GOAL OF THE EXERCISE = Spot each line that carries the word "JSON"; copy those lines.
------ GIVEN INFORMATION ------
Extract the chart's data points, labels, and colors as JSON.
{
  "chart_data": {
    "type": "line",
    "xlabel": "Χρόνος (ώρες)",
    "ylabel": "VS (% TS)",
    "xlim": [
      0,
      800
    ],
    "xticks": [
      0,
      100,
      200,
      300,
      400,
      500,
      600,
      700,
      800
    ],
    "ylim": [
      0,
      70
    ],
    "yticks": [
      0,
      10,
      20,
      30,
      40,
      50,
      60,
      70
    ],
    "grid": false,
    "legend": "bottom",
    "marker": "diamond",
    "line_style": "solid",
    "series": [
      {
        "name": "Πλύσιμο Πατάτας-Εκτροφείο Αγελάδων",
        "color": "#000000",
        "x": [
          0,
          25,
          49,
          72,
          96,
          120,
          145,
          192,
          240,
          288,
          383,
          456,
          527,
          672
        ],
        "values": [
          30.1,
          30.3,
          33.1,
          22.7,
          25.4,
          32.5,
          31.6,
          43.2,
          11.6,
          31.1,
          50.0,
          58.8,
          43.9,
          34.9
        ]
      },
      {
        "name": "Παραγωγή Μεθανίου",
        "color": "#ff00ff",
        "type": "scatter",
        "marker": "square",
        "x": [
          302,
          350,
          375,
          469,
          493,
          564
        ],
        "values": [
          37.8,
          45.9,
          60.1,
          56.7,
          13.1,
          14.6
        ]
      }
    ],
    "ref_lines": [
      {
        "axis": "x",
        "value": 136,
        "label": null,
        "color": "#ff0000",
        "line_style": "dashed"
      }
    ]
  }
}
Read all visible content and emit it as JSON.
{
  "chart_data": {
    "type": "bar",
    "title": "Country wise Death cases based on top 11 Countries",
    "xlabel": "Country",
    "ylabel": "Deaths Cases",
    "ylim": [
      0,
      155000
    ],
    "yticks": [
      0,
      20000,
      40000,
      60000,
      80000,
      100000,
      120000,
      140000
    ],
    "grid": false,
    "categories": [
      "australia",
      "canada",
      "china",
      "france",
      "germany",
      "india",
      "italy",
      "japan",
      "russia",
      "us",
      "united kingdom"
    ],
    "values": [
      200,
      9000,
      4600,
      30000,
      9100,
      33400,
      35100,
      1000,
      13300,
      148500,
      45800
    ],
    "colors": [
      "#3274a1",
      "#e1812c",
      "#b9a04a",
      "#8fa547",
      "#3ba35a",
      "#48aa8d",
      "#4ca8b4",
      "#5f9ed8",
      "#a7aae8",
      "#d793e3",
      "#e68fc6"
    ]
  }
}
------
TASK RESULT =
Extract the chart's data points, labels, and colors as JSON.
Read all visible content and emit it as JSON.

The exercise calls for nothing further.